# GIVEN EXERCISE
Exactly repeat the full listing that follows.

(Extracted data entries)
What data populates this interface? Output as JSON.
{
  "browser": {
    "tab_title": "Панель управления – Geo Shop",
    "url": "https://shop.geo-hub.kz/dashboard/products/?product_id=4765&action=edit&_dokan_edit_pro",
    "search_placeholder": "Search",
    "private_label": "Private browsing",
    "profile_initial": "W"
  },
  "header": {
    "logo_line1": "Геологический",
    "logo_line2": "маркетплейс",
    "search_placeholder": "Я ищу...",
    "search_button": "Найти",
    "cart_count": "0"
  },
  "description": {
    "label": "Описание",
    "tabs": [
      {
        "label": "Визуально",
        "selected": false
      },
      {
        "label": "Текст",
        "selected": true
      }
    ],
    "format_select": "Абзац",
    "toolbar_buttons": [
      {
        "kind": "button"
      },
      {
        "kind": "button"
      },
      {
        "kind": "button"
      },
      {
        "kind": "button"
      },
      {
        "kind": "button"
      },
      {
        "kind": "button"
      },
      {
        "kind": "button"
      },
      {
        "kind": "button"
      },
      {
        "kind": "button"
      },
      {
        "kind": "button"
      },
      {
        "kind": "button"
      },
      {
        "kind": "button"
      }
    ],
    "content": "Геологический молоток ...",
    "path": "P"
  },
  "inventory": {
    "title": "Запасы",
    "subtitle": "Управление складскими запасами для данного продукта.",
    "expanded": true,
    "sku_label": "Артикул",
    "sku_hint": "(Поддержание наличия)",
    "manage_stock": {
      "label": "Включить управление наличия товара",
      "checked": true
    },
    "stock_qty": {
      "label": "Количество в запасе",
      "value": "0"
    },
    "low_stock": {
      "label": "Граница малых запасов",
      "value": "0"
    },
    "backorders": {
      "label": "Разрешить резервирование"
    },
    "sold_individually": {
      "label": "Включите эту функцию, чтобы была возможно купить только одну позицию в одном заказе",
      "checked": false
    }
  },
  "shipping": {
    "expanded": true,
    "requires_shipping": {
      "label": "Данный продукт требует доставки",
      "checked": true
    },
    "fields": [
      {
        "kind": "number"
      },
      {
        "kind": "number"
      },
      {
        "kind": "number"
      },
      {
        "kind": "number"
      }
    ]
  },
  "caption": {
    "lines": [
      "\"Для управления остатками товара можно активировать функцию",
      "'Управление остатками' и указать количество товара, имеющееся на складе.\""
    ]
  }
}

# SOLUTION FOR THIS TASK
What data populates this interface? Output as JSON.
{
  "browser": {
    "tab_title": "Панель управления – Geo Shop",
    "url": "https://shop.geo-hub.kz/dashboard/products/?product_id=4765&action=edit&_dokan_edit_pro",
    "search_placeholder": "Search",
    "private_label": "Private browsing",
    "profile_initial": "W"
  },
  "header": {
    "logo_line1": "Геологический",
    "logo_line2": "маркетплейс",
    "search_placeholder": "Я ищу...",
    "search_button": "Найти",
    "cart_count": "0"
  },
  "description": {
    "label": "Описание",
    "tabs": [
      {
        "label": "Визуально",
        "selected": false
      },
      {
        "label": "Текст",
        "selected": true
      }
    ],
    "format_select": "Абзац",
    "toolbar_buttons": [
      {
        "kind": "button"
      },
      {
        "kind": "button"
      },
      {
        "kind": "button"
      },
      {
        "kind": "button"
      },
      {
        "kind": "button"
      },
      {
        "kind": "button"
      },
      {
        "kind": "button"
      },
      {
        "kind": "button"
      },
      {
        "kind": "button"
      },
      {
        "kind": "button"
      },
      {
        "kind": "button"
      },
      {
        "kind": "button"
      }
    ],
    "content": "Геологический молоток ...",
    "path": "P"
  },
  "inventory": {
    "title": "Запасы",
    "subtitle": "Управление складскими запасами для данного продукта.",
    "expanded": true,
    "sku_label": "Артикул",
    "sku_hint": "(Поддержание наличия)",
    "manage_stock": {
      "label": "Включить управление наличия товара",
      "checked": true
    },
    "stock_qty": {
      "label": "Количество в запасе",
      "value": "0"
    },
    "low_stock": {
      "label": "Граница малых запасов",
      "value": "0"
    },
    "backorders": {
      "label": "Разрешить резервирование"
    },
    "sold_individually": {
      "label": "Включите эту функцию, чтобы была возможно купить только одну позицию в одном заказе",
      "checked": false
    }
  },
  "shipping": {
    "expanded": true,
    "requires_shipping": {
      "label": "Данный продукт требует доставки",
      "checked": true
    },
    "fields": [
      {
        "kind": "number"
      },
      {
        "kind": "number"
      },
      {
        "kind": "number"
      },
      {
        "kind": "number"
      }
    ]
  },
  "caption": {
    "lines": [
      "\"Для управления остатками товара можно активировать функцию",
      "'Управление остатками' и указать количество товара, имеющееся на складе.\""
    ]
  }
}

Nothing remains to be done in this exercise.